__Exercício 1__.
Segundo o trecho fornecido, quem é Elizabeth Hawley?

__Trecho fornecido__.
Toda essa brincadeira de criança está chamando a atenção da comunidade aventureira – e, às vezes, da comunidade legislativa também. Entrevistando um número de conhecidos escaladores e guias do Everest, não encontrei um único sequer que acreditasse que guiar um adolescente de 13 anos até a montanha mais alta do mundo fosse uma boa ideia. Apesar de um escalador dessa idade poder possuir a energia necessária, e apesar de todos os adolescentes usarem oxigênio suplementar em suas ascensões, a maioria dos guias tinha sérias reservas a respeito da força emocional, sensibilidade psicológica e o bom e velho know-how. “Eu não vejo como jovens abaixo dos 18 anos possam ter experiência suficiente sobre o montanhismo ou sobre si mesmos para entrar com segurança num projeto como esse”, disse Russell Brice, um dos mais bem-sucedidos guias do Everest.
Elizabeth Hawley, historiadora do montanhismo estabelecida em Katmandu, não é a favor dos limites de idade. Mas sobre os garotos de 17 anos ela declara: “É uma idade muito jovem para se estar escalando montanhas gigantes”. O físico dos adolescentes ainda não está totalmente formado, ela disse, “e da mesma forma, se não mais importante, seu bom senso e seus reflexos baseados na experiência ainda não tiveram tempo para serem bem desenvolvidos”.
No ano passado, preocupações semelhantes levaram as autoridades holandesas a deixar de castigo Laura Dekker, adolescente de 13 anos de idade que queria dar a volta ao mundo velejando sozinha. O desejo de Laura, e a intenção de seu pai de deixá-la ir, desencadeou uma comoção internacional a respeito do limite entre aventuras ousadas e ameaças a crianças. Na Holanda, pelo menos, essa linha divisória da legalidade foi estabelecida. Em outubro, um tribunal holandês colocou a garota sob tutela temporária (ela ainda vive em sua própria casa, mas precisa de permissão para velejar). Os Dekker apelaram, na esperança de que Laura ainda consiga bater o recorde de idade.

__Exercício 2__.
Por favor, devolva sem alterações o trecho das entradas que começa na linha que contém "radio-button[interactable] [473,535,511,574]" e termina na linha que contém "option-label[interactable]: American [50,541,387,568]", incluindo ambas.

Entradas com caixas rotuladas

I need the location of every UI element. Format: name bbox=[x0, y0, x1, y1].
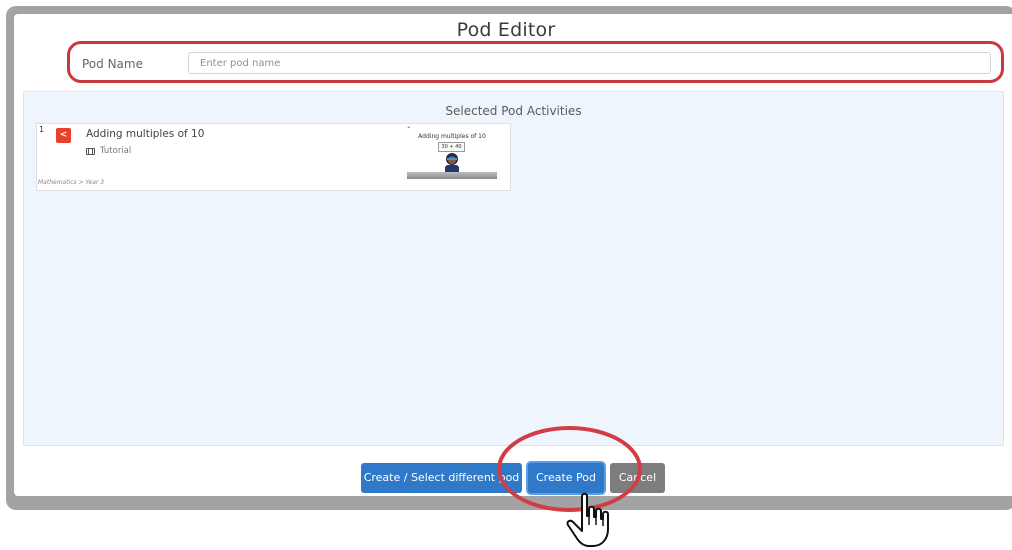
create-pod-button[interactable]: Create Pod bbox=[528, 463, 604, 493]
page-title: Pod Editor bbox=[456, 19, 556, 41]
activity-thumbnail: Adding multiples of 10 30 + 40 bbox=[407, 128, 497, 181]
activity-index: 1 bbox=[39, 125, 45, 134]
activity-breadcrumb: Mathematics > Year 3 bbox=[38, 179, 105, 186]
create-select-different-pod-button[interactable]: Create / Select different pod bbox=[361, 463, 522, 493]
activity-title: Adding multiples of 10 bbox=[86, 128, 205, 140]
activity-card[interactable]: 1 < Adding multiples of 10 Tutorial Math… bbox=[36, 123, 511, 191]
thumbnail-floor bbox=[407, 172, 497, 179]
thumbnail-title: Adding multiples of 10 bbox=[418, 133, 486, 140]
activity-type-label: Tutorial bbox=[100, 146, 132, 156]
film-icon bbox=[86, 147, 95, 155]
thumbnail-equation: 30 + 40 bbox=[438, 142, 465, 152]
remove-activity-button[interactable]: < bbox=[56, 128, 71, 143]
panel-title: Selected Pod Activities bbox=[445, 104, 582, 118]
cancel-button[interactable]: Cancel bbox=[610, 463, 665, 493]
pod-name-label: Pod Name bbox=[82, 57, 143, 71]
character-avatar-icon bbox=[445, 153, 459, 174]
activity-type: Tutorial bbox=[86, 146, 131, 156]
pod-name-input[interactable] bbox=[188, 52, 991, 74]
selected-activities-panel: Selected Pod Activities 1 < Adding multi… bbox=[23, 91, 1004, 446]
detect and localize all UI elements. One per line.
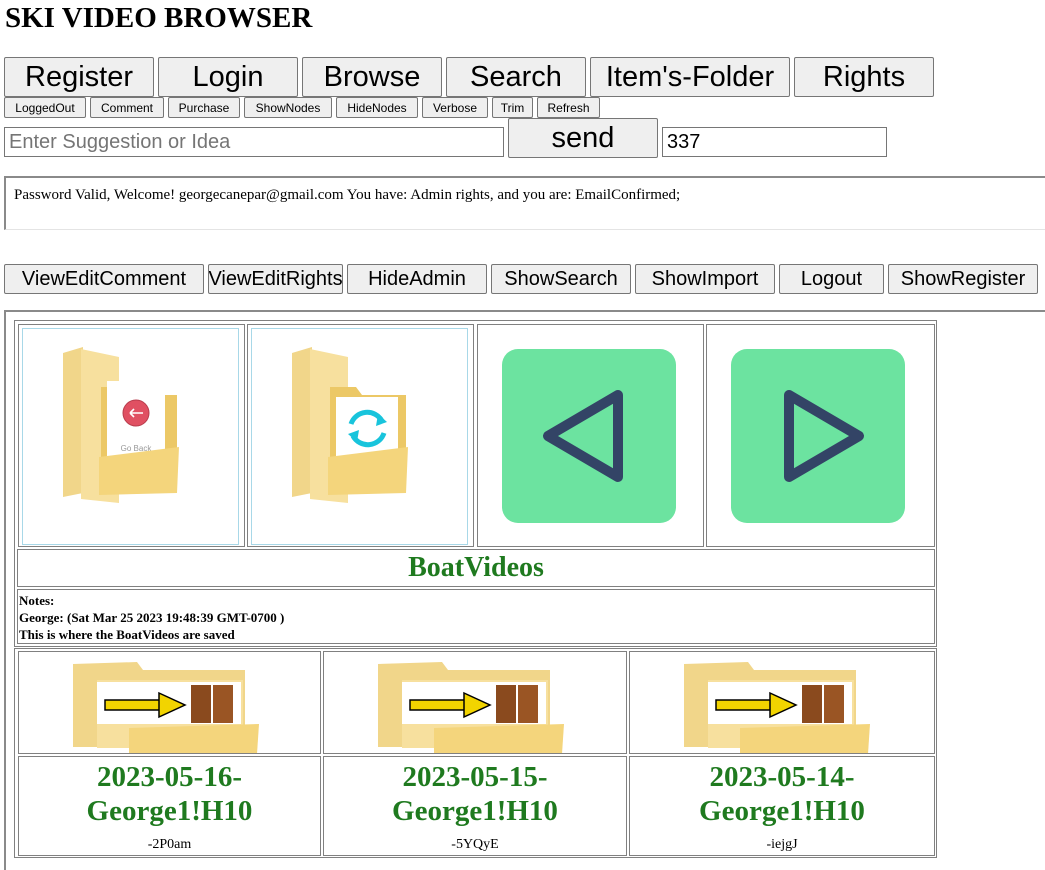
items-folder-button[interactable]: Item's-Folder bbox=[590, 57, 790, 97]
search-button[interactable]: Search bbox=[446, 57, 586, 97]
logged-out-button[interactable]: LoggedOut bbox=[4, 97, 86, 118]
suggestion-input[interactable] bbox=[4, 127, 504, 157]
item-name-line2: George1!H10 bbox=[699, 795, 865, 827]
purchase-button[interactable]: Purchase bbox=[168, 97, 240, 118]
hide-admin-button[interactable]: HideAdmin bbox=[347, 264, 487, 294]
item-name-line1: 2023-05-14- bbox=[709, 761, 855, 793]
item-name-line1: 2023-05-15- bbox=[402, 761, 548, 793]
item-suffix: -5YQyE bbox=[451, 837, 499, 852]
comment-button[interactable]: Comment bbox=[90, 97, 164, 118]
item-folder-tile[interactable] bbox=[18, 651, 321, 754]
item-name-line2: George1!H10 bbox=[392, 795, 558, 827]
refresh-folder-icon bbox=[292, 347, 408, 503]
trim-button[interactable]: Trim bbox=[492, 97, 533, 118]
view-edit-comment-button[interactable]: ViewEditComment bbox=[4, 264, 204, 294]
next-tile[interactable] bbox=[706, 324, 935, 547]
item-name-line2: George1!H10 bbox=[86, 795, 253, 827]
folder-notes: Notes: George: (Sat Mar 25 2023 19:48:39… bbox=[17, 589, 935, 644]
logout-button[interactable]: Logout bbox=[779, 264, 884, 294]
browse-button[interactable]: Browse bbox=[302, 57, 442, 97]
enter-folder-icon bbox=[73, 662, 259, 753]
status-panel: Password Valid, Welcome! georgecanepar@g… bbox=[4, 176, 1045, 230]
verbose-button[interactable]: Verbose bbox=[422, 97, 488, 118]
register-button[interactable]: Register bbox=[4, 57, 154, 97]
enter-folder-icon bbox=[378, 662, 564, 753]
previous-icon bbox=[502, 349, 676, 523]
previous-tile[interactable] bbox=[477, 324, 704, 547]
go-back-tile[interactable]: Go Back bbox=[18, 324, 245, 547]
rights-button[interactable]: Rights bbox=[794, 57, 934, 97]
item-folder-tile[interactable] bbox=[323, 651, 627, 754]
item-suffix: -iejgJ bbox=[766, 837, 798, 852]
item-name-cell[interactable]: 2023-05-15- George1!H10 -5YQyE bbox=[323, 756, 627, 856]
count-field[interactable] bbox=[662, 127, 887, 157]
refresh-tile[interactable] bbox=[247, 324, 474, 547]
page-title: SKI VIDEO BROWSER bbox=[5, 2, 313, 34]
item-name-cell[interactable]: 2023-05-14- George1!H10 -iejgJ bbox=[629, 756, 935, 856]
refresh-button[interactable]: Refresh bbox=[537, 97, 600, 118]
notes-heading: Notes: bbox=[19, 593, 55, 608]
send-button[interactable]: send bbox=[508, 118, 658, 158]
folder-name: BoatVideos bbox=[17, 549, 935, 587]
item-name-line1: 2023-05-16- bbox=[97, 761, 242, 793]
hide-nodes-button[interactable]: HideNodes bbox=[336, 97, 418, 118]
show-import-button[interactable]: ShowImport bbox=[635, 264, 775, 294]
notes-author-line: George: (Sat Mar 25 2023 19:48:39 GMT-07… bbox=[19, 610, 285, 625]
view-edit-rights-button[interactable]: ViewEditRights bbox=[208, 264, 343, 294]
show-nodes-button[interactable]: ShowNodes bbox=[244, 97, 332, 118]
notes-text: This is where the BoatVideos are saved bbox=[19, 627, 235, 642]
show-search-button[interactable]: ShowSearch bbox=[491, 264, 631, 294]
item-name-cell[interactable]: 2023-05-16- George1!H10 -2P0am bbox=[18, 756, 321, 856]
status-message: Password Valid, Welcome! georgecanepar@g… bbox=[14, 187, 681, 203]
item-suffix: -2P0am bbox=[147, 837, 192, 852]
enter-folder-icon bbox=[684, 662, 870, 753]
item-folder-tile[interactable] bbox=[629, 651, 935, 754]
go-back-folder-icon: Go Back bbox=[63, 347, 179, 503]
next-icon bbox=[731, 349, 905, 523]
show-register-button[interactable]: ShowRegister bbox=[888, 264, 1038, 294]
login-button[interactable]: Login bbox=[158, 57, 298, 97]
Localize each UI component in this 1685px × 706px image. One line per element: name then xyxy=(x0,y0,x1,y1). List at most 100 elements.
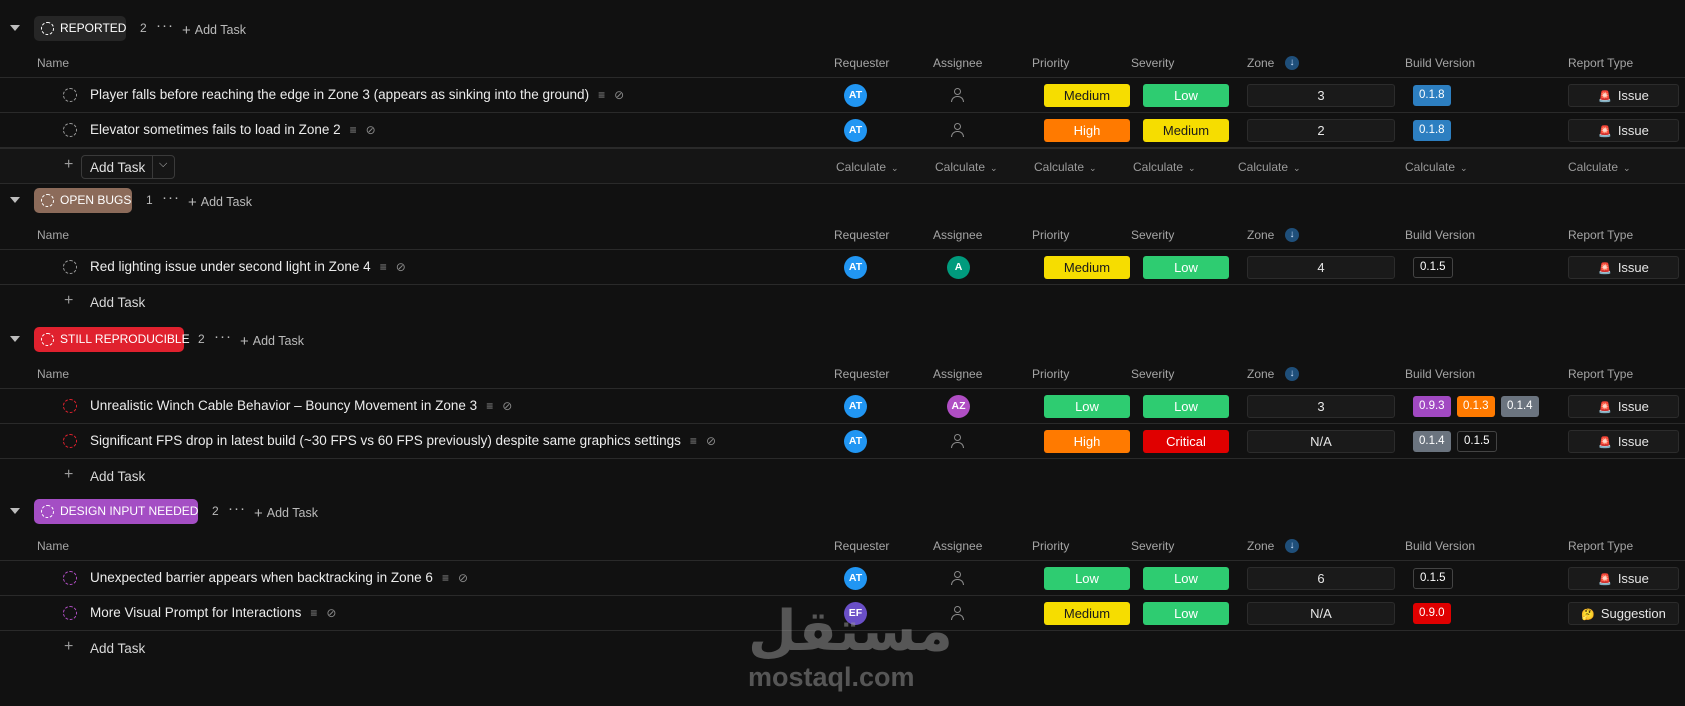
column-requester[interactable]: Requester xyxy=(834,228,889,242)
group-add-task-button[interactable]: + Add Task xyxy=(254,504,318,522)
calculate-dropdown[interactable]: Calculate ⌄ xyxy=(1034,160,1097,174)
collapse-caret-icon[interactable] xyxy=(10,25,20,31)
requester-avatar[interactable]: AT xyxy=(844,567,867,590)
task-name[interactable]: Elevator sometimes fails to load in Zone… xyxy=(90,122,376,137)
add-task-label[interactable]: Add Task xyxy=(90,295,145,310)
task-name-text[interactable]: Significant FPS drop in latest build (~3… xyxy=(90,433,681,448)
column-severity[interactable]: Severity xyxy=(1131,228,1174,242)
zone-field[interactable]: N/A xyxy=(1247,430,1395,453)
requester-avatar[interactable]: AT xyxy=(844,430,867,453)
status-circle-icon[interactable] xyxy=(63,606,77,620)
sort-arrow-icon[interactable]: ↓ xyxy=(1285,539,1299,553)
group-add-task-button[interactable]: + Add Task xyxy=(188,193,252,211)
column-zone[interactable]: Zone xyxy=(1247,539,1274,553)
column-name[interactable]: Name xyxy=(37,539,69,553)
column-build-version[interactable]: Build Version xyxy=(1405,539,1475,553)
status-circle-icon[interactable] xyxy=(63,123,77,137)
severity-chip[interactable]: Low xyxy=(1143,256,1229,279)
calculate-dropdown[interactable]: Calculate ⌄ xyxy=(1133,160,1196,174)
group-status-pill[interactable]: DESIGN INPUT NEEDED xyxy=(34,499,198,524)
build-version-tag[interactable]: 0.1.8 xyxy=(1413,85,1451,106)
column-report-type[interactable]: Report Type xyxy=(1568,367,1633,381)
task-row[interactable]: Player falls before reaching the edge in… xyxy=(0,78,1685,113)
group-add-task-button[interactable]: + Add Task xyxy=(182,21,246,39)
report-type-field[interactable]: 🚨 Issue xyxy=(1568,119,1679,142)
task-name-text[interactable]: Player falls before reaching the edge in… xyxy=(90,87,589,102)
report-type-field[interactable]: 🚨 Issue xyxy=(1568,84,1679,107)
requester-avatar[interactable]: AT xyxy=(844,119,867,142)
zone-field[interactable]: 4 xyxy=(1247,256,1395,279)
group-add-task-button[interactable]: + Add Task xyxy=(240,332,304,350)
severity-chip[interactable]: Low xyxy=(1143,84,1229,107)
report-type-field[interactable]: 🚨 Issue xyxy=(1568,567,1679,590)
task-name[interactable]: Unexpected barrier appears when backtrac… xyxy=(90,570,468,585)
add-assignee-icon[interactable] xyxy=(950,570,966,586)
requester-avatar[interactable]: AT xyxy=(844,84,867,107)
requester-avatar[interactable]: AT xyxy=(844,395,867,418)
report-type-field[interactable]: 🚨 Issue xyxy=(1568,430,1679,453)
column-requester[interactable]: Requester xyxy=(834,56,889,70)
build-version-tag[interactable]: 0.1.5 xyxy=(1413,257,1453,278)
assignee-avatar[interactable]: A xyxy=(947,256,970,279)
column-requester[interactable]: Requester xyxy=(834,367,889,381)
priority-chip[interactable]: Medium xyxy=(1044,84,1130,107)
column-severity[interactable]: Severity xyxy=(1131,56,1174,70)
priority-chip[interactable]: High xyxy=(1044,430,1130,453)
severity-chip[interactable]: Low xyxy=(1143,602,1229,625)
calculate-dropdown[interactable]: Calculate ⌄ xyxy=(1238,160,1301,174)
build-version-tag[interactable]: 0.1.4 xyxy=(1501,396,1539,417)
more-options-icon[interactable]: ··· xyxy=(156,17,174,34)
priority-chip[interactable]: Low xyxy=(1044,567,1130,590)
build-version-tag[interactable]: 0.9.0 xyxy=(1413,603,1451,624)
column-zone[interactable]: Zone xyxy=(1247,56,1274,70)
requester-avatar[interactable]: AT xyxy=(844,256,867,279)
task-name-text[interactable]: Elevator sometimes fails to load in Zone… xyxy=(90,122,341,137)
collapse-caret-icon[interactable] xyxy=(10,336,20,342)
zone-field[interactable]: 3 xyxy=(1247,84,1395,107)
priority-chip[interactable]: Low xyxy=(1044,395,1130,418)
attachment-icon[interactable]: ⊘ xyxy=(614,88,624,102)
column-priority[interactable]: Priority xyxy=(1032,539,1069,553)
column-name[interactable]: Name xyxy=(37,228,69,242)
assignee-avatar[interactable]: AZ xyxy=(947,395,970,418)
add-task-row[interactable]: + Add Task xyxy=(0,459,1685,495)
task-row[interactable]: Red lighting issue under second light in… xyxy=(0,250,1685,285)
column-report-type[interactable]: Report Type xyxy=(1568,539,1633,553)
task-name-text[interactable]: Unexpected barrier appears when backtrac… xyxy=(90,570,433,585)
task-name[interactable]: Unrealistic Winch Cable Behavior – Bounc… xyxy=(90,398,512,413)
report-type-field[interactable]: 🚨 Issue xyxy=(1568,395,1679,418)
column-build-version[interactable]: Build Version xyxy=(1405,56,1475,70)
group-status-pill[interactable]: STILL REPRODUCIBLE xyxy=(34,327,190,352)
task-row[interactable]: Significant FPS drop in latest build (~3… xyxy=(0,424,1685,459)
zone-field[interactable]: 3 xyxy=(1247,395,1395,418)
severity-chip[interactable]: Medium xyxy=(1143,119,1229,142)
task-name[interactable]: Significant FPS drop in latest build (~3… xyxy=(90,433,716,448)
severity-chip[interactable]: Critical xyxy=(1143,430,1229,453)
task-row[interactable]: Elevator sometimes fails to load in Zone… xyxy=(0,113,1685,148)
collapse-caret-icon[interactable] xyxy=(10,197,20,203)
column-zone[interactable]: Zone xyxy=(1247,367,1274,381)
task-name[interactable]: Player falls before reaching the edge in… xyxy=(90,87,624,102)
attachment-icon[interactable]: ⊘ xyxy=(366,123,376,137)
build-version-tag[interactable]: 0.9.3 xyxy=(1413,396,1451,417)
column-priority[interactable]: Priority xyxy=(1032,228,1069,242)
add-assignee-icon[interactable] xyxy=(950,433,966,449)
status-circle-icon[interactable] xyxy=(63,88,77,102)
build-version-tag[interactable]: 0.1.5 xyxy=(1457,431,1497,452)
column-severity[interactable]: Severity xyxy=(1131,367,1174,381)
column-assignee[interactable]: Assignee xyxy=(933,228,982,242)
calculate-dropdown[interactable]: Calculate ⌄ xyxy=(836,160,899,174)
column-assignee[interactable]: Assignee xyxy=(933,367,982,381)
column-build-version[interactable]: Build Version xyxy=(1405,367,1475,381)
group-status-pill[interactable]: OPEN BUGS xyxy=(34,188,132,213)
column-name[interactable]: Name xyxy=(37,367,69,381)
add-assignee-icon[interactable] xyxy=(950,122,966,138)
add-task-label[interactable]: Add Task xyxy=(90,641,145,656)
zone-field[interactable]: 6 xyxy=(1247,567,1395,590)
column-zone[interactable]: Zone xyxy=(1247,228,1274,242)
report-type-field[interactable]: 🤔 Suggestion xyxy=(1568,602,1679,625)
column-name[interactable]: Name xyxy=(37,56,69,70)
priority-chip[interactable]: Medium xyxy=(1044,602,1130,625)
task-name-text[interactable]: More Visual Prompt for Interactions xyxy=(90,605,301,620)
task-name-text[interactable]: Red lighting issue under second light in… xyxy=(90,259,371,274)
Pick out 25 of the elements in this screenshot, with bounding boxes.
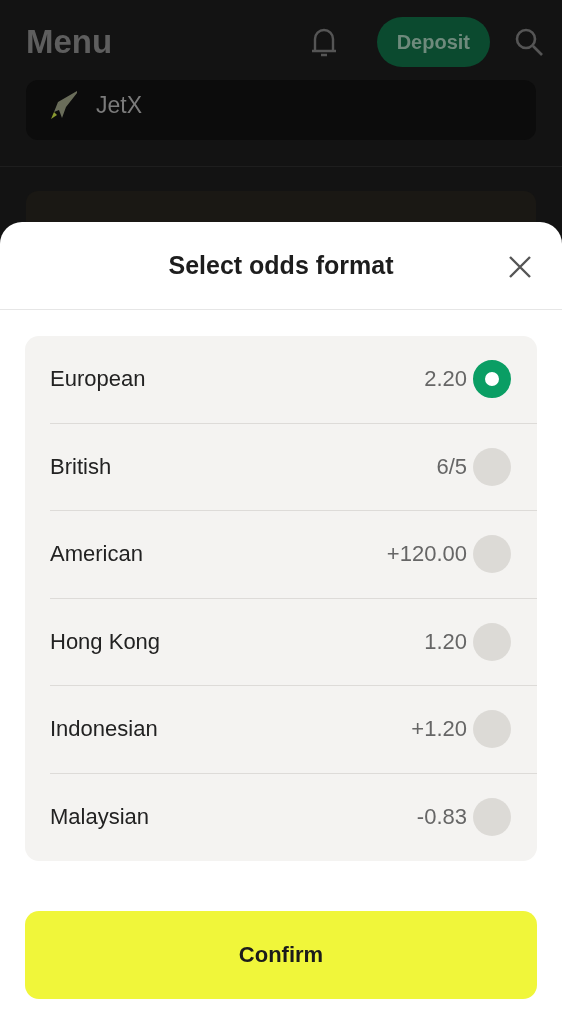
radio-button[interactable] [473,535,511,574]
option-label[interactable]: British [50,453,437,480]
jet-icon [50,88,80,122]
odds-value: +120.00 [386,541,467,568]
option-label[interactable]: Indonesian [50,716,412,743]
confirm-button[interactable]: Confirm [25,911,537,999]
option-label[interactable]: American [50,541,387,568]
radio-button[interactable] [473,798,511,837]
odds-value: 1.20 [424,628,467,655]
odds-value: 6/5 [436,453,467,480]
odds-value: -0.83 [416,804,467,831]
radio-button[interactable] [473,710,511,749]
odds-value: +1.20 [411,716,467,743]
search-icon[interactable] [514,27,544,57]
radio-button[interactable] [473,622,511,661]
page-title: Menu [26,23,114,61]
close-icon[interactable] [508,255,532,279]
radio-button[interactable] [473,447,511,486]
option-label[interactable]: European [50,366,425,393]
game-card[interactable]: JetX [26,80,536,140]
sheet-title: Select odds format [168,251,394,280]
odds-value: 2.20 [424,366,467,393]
radio-button[interactable] [473,360,511,399]
option-label[interactable]: Malaysian [50,804,417,831]
option-label[interactable]: Hong Kong [50,628,425,655]
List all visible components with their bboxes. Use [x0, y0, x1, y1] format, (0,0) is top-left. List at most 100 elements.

__Resposta do exercício 1__.
Uma historiadora do montanhismo estabelecida em Katmandu.

__Resposta do exercício 2__.
radio-button[interactable] [473,535,511,574]
option-label[interactable]: British [50,453,437,480]
jet-icon [50,88,80,122]
odds-value: +120.00 [386,541,467,568]
option-label[interactable]: Indonesian [50,716,412,743]
confirm-button[interactable]: Confirm [25,911,537,999]
option-label[interactable]: American [50,541,387,568]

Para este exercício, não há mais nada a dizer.